======== RECORDS PROVIDED ========
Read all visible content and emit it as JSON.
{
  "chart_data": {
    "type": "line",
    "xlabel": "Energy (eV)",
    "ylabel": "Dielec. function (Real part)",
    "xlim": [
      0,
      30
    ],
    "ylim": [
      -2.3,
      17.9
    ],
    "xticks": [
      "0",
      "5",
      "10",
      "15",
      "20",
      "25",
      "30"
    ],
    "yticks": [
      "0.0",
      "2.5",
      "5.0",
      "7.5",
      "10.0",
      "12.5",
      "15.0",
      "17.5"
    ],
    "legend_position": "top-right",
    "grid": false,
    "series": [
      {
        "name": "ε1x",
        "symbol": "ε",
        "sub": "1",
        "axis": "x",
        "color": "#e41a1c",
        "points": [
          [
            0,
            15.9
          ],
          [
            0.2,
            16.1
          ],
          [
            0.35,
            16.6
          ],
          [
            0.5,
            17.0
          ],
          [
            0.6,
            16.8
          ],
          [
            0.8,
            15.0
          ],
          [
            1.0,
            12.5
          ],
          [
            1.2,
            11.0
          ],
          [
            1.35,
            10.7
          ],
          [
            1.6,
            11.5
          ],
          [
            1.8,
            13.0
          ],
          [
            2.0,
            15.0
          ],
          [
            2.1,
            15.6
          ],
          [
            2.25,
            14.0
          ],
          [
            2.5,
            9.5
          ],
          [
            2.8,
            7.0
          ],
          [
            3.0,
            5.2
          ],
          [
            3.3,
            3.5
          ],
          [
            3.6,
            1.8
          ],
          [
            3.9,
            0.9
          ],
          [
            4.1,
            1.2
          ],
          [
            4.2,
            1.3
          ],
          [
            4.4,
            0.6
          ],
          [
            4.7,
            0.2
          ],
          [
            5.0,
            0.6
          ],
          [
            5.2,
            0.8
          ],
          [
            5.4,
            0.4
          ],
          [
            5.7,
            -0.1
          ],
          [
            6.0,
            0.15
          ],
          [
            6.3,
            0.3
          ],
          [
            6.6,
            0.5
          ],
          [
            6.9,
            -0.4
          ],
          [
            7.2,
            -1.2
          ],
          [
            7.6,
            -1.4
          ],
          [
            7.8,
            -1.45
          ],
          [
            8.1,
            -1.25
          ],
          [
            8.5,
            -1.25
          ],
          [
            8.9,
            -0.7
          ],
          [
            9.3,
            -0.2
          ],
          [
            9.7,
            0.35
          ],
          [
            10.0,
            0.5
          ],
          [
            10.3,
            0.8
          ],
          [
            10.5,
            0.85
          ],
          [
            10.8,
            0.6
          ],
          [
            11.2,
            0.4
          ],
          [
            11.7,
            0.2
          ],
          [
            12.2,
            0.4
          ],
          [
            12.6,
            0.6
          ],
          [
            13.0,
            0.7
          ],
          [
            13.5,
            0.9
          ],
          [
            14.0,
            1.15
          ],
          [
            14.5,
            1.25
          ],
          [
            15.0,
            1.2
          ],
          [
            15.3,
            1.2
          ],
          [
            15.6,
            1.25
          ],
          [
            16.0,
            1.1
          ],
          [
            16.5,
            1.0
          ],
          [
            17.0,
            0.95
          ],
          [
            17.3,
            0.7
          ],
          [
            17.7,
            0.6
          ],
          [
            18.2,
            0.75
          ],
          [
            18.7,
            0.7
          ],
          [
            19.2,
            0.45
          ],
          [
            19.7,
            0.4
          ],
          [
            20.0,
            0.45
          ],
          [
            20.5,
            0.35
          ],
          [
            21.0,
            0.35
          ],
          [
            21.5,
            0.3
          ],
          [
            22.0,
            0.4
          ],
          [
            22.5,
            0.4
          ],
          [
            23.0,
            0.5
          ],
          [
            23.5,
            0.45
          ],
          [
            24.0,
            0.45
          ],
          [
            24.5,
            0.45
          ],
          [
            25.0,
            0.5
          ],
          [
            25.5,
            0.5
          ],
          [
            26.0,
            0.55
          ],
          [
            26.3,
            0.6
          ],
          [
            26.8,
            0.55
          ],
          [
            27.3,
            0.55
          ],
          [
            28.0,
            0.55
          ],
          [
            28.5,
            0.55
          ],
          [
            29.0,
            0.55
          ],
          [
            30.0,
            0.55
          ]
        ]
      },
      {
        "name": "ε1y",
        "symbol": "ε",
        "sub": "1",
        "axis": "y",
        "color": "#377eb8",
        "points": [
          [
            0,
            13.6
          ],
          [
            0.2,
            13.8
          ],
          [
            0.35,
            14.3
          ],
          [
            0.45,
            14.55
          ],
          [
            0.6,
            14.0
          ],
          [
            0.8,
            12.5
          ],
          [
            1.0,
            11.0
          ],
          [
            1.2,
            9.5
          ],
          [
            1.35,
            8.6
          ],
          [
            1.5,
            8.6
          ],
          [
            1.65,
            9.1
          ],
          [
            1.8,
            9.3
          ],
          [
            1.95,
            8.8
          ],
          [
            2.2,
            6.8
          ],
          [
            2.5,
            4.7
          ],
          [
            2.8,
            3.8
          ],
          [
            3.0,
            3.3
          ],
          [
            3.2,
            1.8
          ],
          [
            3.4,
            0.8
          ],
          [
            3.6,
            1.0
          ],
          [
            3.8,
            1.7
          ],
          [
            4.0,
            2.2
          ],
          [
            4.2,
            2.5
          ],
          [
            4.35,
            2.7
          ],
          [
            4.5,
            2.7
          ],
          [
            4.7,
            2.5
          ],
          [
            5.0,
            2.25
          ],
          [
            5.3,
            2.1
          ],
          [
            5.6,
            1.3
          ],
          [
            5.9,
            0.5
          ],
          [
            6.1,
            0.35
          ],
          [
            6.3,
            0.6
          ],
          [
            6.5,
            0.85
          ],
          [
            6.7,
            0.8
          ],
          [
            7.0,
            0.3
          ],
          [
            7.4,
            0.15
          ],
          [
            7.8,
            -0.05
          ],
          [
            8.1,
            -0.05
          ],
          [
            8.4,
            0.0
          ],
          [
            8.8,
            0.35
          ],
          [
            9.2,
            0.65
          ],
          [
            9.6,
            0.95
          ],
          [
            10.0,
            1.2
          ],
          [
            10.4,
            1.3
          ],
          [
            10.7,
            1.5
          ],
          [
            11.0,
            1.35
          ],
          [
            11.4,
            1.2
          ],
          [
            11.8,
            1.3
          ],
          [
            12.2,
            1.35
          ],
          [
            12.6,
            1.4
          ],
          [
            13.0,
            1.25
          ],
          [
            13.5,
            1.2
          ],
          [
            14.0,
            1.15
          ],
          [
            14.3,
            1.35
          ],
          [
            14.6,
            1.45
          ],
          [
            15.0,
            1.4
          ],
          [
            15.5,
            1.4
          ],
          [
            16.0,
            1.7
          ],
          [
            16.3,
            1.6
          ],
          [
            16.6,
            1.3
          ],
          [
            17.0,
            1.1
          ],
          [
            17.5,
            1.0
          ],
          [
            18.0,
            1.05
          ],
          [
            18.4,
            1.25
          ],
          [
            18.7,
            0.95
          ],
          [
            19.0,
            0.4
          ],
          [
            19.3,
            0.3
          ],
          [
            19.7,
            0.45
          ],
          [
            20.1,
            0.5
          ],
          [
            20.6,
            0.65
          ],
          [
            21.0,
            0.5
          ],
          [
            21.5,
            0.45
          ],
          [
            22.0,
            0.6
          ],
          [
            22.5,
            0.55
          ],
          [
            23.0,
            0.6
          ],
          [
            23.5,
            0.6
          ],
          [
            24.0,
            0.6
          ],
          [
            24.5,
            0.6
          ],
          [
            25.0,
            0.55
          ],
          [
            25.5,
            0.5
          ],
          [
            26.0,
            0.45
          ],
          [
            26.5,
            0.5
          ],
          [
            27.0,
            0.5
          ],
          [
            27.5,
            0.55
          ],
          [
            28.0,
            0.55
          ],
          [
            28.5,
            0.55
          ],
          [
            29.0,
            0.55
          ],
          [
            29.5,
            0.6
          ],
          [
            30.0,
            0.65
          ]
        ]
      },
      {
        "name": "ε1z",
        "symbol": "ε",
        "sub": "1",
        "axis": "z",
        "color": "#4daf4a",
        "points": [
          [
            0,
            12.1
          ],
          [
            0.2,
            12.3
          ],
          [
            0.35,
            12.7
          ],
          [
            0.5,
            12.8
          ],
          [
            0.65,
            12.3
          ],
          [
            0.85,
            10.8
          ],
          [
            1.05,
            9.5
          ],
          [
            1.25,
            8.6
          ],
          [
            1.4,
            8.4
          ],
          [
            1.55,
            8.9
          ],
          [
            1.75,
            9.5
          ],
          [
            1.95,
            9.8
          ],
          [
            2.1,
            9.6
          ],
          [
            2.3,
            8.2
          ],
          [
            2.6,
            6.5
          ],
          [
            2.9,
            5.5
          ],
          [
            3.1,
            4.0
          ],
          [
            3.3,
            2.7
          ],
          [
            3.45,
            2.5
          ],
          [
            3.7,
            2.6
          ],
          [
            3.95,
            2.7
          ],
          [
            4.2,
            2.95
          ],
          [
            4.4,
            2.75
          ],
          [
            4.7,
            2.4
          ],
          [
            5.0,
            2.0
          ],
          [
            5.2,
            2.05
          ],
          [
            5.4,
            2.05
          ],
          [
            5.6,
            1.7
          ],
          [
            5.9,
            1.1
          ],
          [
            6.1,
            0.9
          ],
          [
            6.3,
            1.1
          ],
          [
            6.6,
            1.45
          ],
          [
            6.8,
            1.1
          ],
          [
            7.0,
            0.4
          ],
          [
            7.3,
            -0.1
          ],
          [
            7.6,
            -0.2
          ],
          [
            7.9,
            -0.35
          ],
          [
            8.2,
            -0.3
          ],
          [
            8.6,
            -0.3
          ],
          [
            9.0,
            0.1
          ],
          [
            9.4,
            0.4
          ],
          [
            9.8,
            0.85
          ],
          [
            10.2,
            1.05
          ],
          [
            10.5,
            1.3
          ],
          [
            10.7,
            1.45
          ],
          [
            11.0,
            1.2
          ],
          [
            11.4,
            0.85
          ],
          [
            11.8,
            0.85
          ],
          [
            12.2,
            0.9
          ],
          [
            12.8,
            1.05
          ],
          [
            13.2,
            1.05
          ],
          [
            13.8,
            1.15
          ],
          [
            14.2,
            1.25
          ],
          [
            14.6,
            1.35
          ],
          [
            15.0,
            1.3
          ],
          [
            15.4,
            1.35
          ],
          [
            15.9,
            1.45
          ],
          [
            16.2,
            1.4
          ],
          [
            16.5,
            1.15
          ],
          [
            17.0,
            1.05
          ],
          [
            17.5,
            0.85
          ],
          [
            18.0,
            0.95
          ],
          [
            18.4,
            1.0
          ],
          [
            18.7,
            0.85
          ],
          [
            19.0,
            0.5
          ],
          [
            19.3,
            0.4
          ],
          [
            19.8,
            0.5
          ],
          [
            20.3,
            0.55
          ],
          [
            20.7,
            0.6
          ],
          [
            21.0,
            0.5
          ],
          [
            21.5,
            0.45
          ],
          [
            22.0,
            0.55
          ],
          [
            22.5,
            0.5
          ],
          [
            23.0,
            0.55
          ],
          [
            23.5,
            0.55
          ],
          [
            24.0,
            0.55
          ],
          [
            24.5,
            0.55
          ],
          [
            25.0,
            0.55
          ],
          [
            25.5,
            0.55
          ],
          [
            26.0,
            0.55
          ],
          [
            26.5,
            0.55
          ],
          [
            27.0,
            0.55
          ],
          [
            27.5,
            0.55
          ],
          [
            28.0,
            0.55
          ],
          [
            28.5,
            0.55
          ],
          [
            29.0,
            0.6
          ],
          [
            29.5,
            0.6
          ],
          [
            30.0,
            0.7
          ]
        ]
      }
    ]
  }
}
========
→ **GIVEN PROBLEM**: All lines above with "color" in them should be returned.

→ **OUTPUT**:
        "color": "#e41a1c",
        "color": "#377eb8",
        "color": "#4daf4a",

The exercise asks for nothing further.